===== Supplied entries =====

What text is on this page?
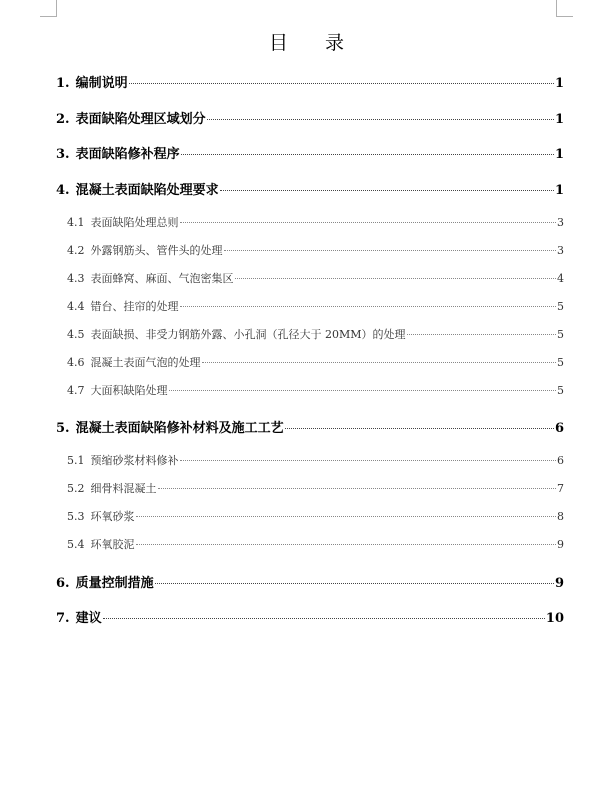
目 录
1. 编制说明	1
2. 表面缺陷处理区域划分	1
3. 表面缺陷修补程序	1
4. 混凝土表面缺陷处理要求	1
4.1 表面缺陷处理总则	3
4.2 外露钢筋头、管件头的处理	3
4.3 表面蜂窝、麻面、气泡密集区	4
4.4 错台、挂帘的处理	5
4.5 表面缺损、非受力钢筋外露、小孔洞（孔径大于 20MM）的处理	5
4.6 混凝土表面气泡的处理	5
4.7 大面积缺陷处理	5
5. 混凝土表面缺陷修补材料及施工工艺	6
5.1 预缩砂浆材料修补	6
5.2 细骨料混凝土	7
5.3 环氧砂浆	8
5.4 环氧胶泥	9
6. 质量控制措施	9
7. 建议	10
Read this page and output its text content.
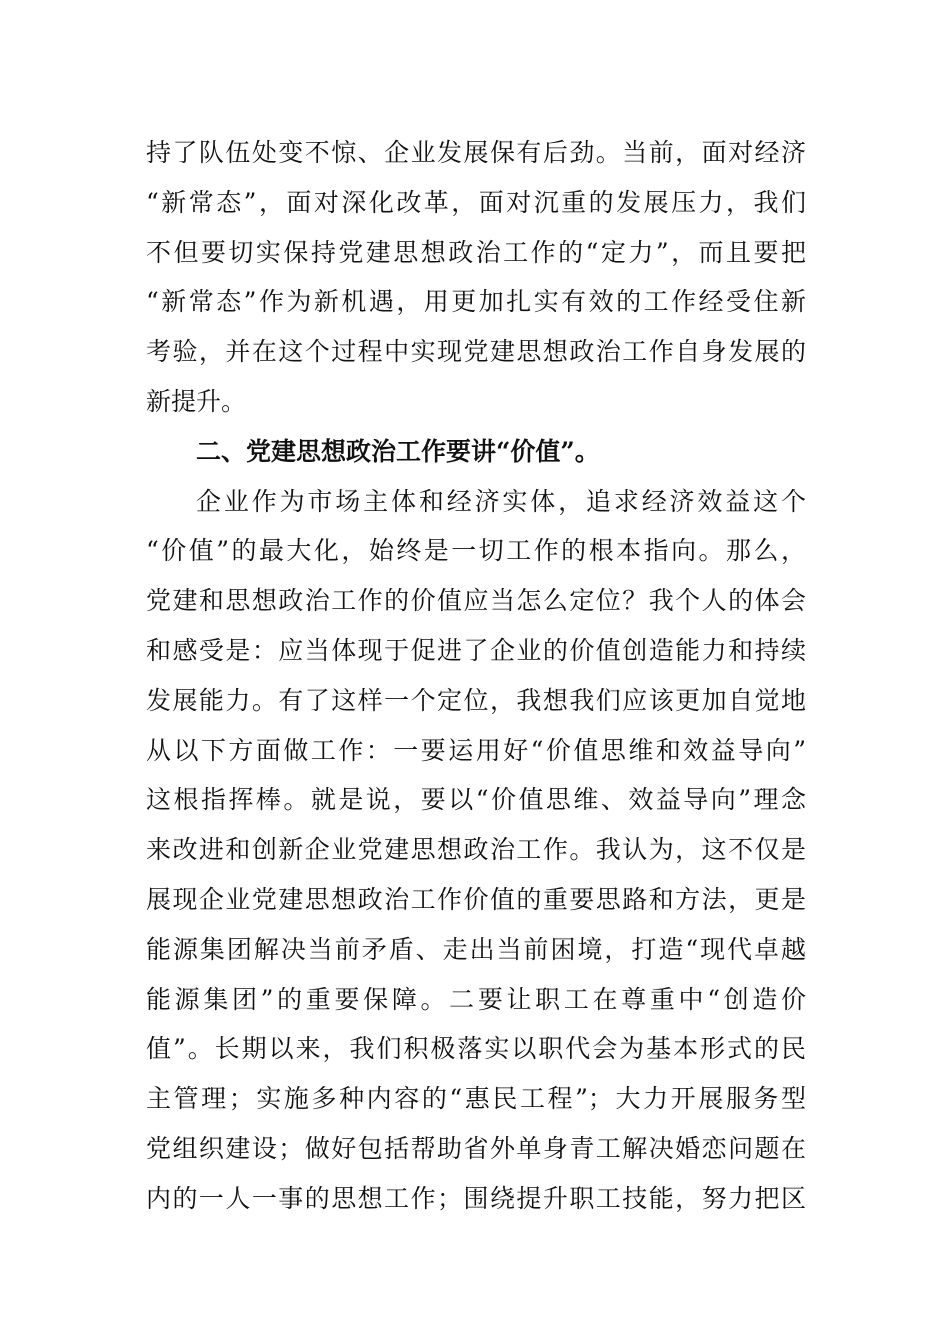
持了队伍处变不惊、企业发展保有后劲。当前，面对经济
“新常态”，面对深化改革，面对沉重的发展压力，我们
不但要切实保持党建思想政治工作的“定力”，而且要把
“新常态”作为新机遇，用更加扎实有效的工作经受住新
考验，并在这个过程中实现党建思想政治工作自身发展的
新提升。
二、党建思想政治工作要讲“价值”。
企业作为市场主体和经济实体，追求经济效益这个
“价值”的最大化，始终是一切工作的根本指向。那么，
党建和思想政治工作的价值应当怎么定位？我个人的体会
和感受是：应当体现于促进了企业的价值创造能力和持续
发展能力。有了这样一个定位，我想我们应该更加自觉地
从以下方面做工作：一要运用好“价值思维和效益导向”
这根指挥棒。就是说，要以“价值思维、效益导向”理念
来改进和创新企业党建思想政治工作。我认为，这不仅是
展现企业党建思想政治工作价值的重要思路和方法，更是
能源集团解决当前矛盾、走出当前困境，打造“现代卓越
能源集团”的重要保障。二要让职工在尊重中“创造价
值”。长期以来，我们积极落实以职代会为基本形式的民
主管理；实施多种内容的“惠民工程”；大力开展服务型
党组织建设；做好包括帮助省外单身青工解决婚恋问题在
内的一人一事的思想工作；围绕提升职工技能，努力把区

=====

Give every record again exactly, apart from the pictures, which stay out.

What text is on this page?
目 录
1. 编制说明	1
2. 表面缺陷处理区域划分	1
3. 表面缺陷修补程序	1
4. 混凝土表面缺陷处理要求	1
4.1 表面缺陷处理总则	3
4.2 外露钢筋头、管件头的处理	3
4.3 表面蜂窝、麻面、气泡密集区	4
4.4 错台、挂帘的处理	5
4.5 表面缺损、非受力钢筋外露、小孔洞（孔径大于 20MM）的处理	5
4.6 混凝土表面气泡的处理	5
4.7 大面积缺陷处理	5
5. 混凝土表面缺陷修补材料及施工工艺	6
5.1 预缩砂浆材料修补	6
5.2 细骨料混凝土	7
5.3 环氧砂浆	8
5.4 环氧胶泥	9
6. 质量控制措施	9
7. 建议	10
Read this page and output its text content.
持了队伍处变不惊、企业发展保有后劲。当前，面对经济
“新常态”，面对深化改革，面对沉重的发展压力，我们
不但要切实保持党建思想政治工作的“定力”，而且要把
“新常态”作为新机遇，用更加扎实有效的工作经受住新
考验，并在这个过程中实现党建思想政治工作自身发展的
新提升。
二、党建思想政治工作要讲“价值”。
企业作为市场主体和经济实体，追求经济效益这个
“价值”的最大化，始终是一切工作的根本指向。那么，
党建和思想政治工作的价值应当怎么定位？我个人的体会
和感受是：应当体现于促进了企业的价值创造能力和持续
发展能力。有了这样一个定位，我想我们应该更加自觉地
从以下方面做工作：一要运用好“价值思维和效益导向”
这根指挥棒。就是说，要以“价值思维、效益导向”理念
来改进和创新企业党建思想政治工作。我认为，这不仅是
展现企业党建思想政治工作价值的重要思路和方法，更是
能源集团解决当前矛盾、走出当前困境，打造“现代卓越
能源集团”的重要保障。二要让职工在尊重中“创造价
值”。长期以来，我们积极落实以职代会为基本形式的民
主管理；实施多种内容的“惠民工程”；大力开展服务型
党组织建设；做好包括帮助省外单身青工解决婚恋问题在
内的一人一事的思想工作；围绕提升职工技能，努力把区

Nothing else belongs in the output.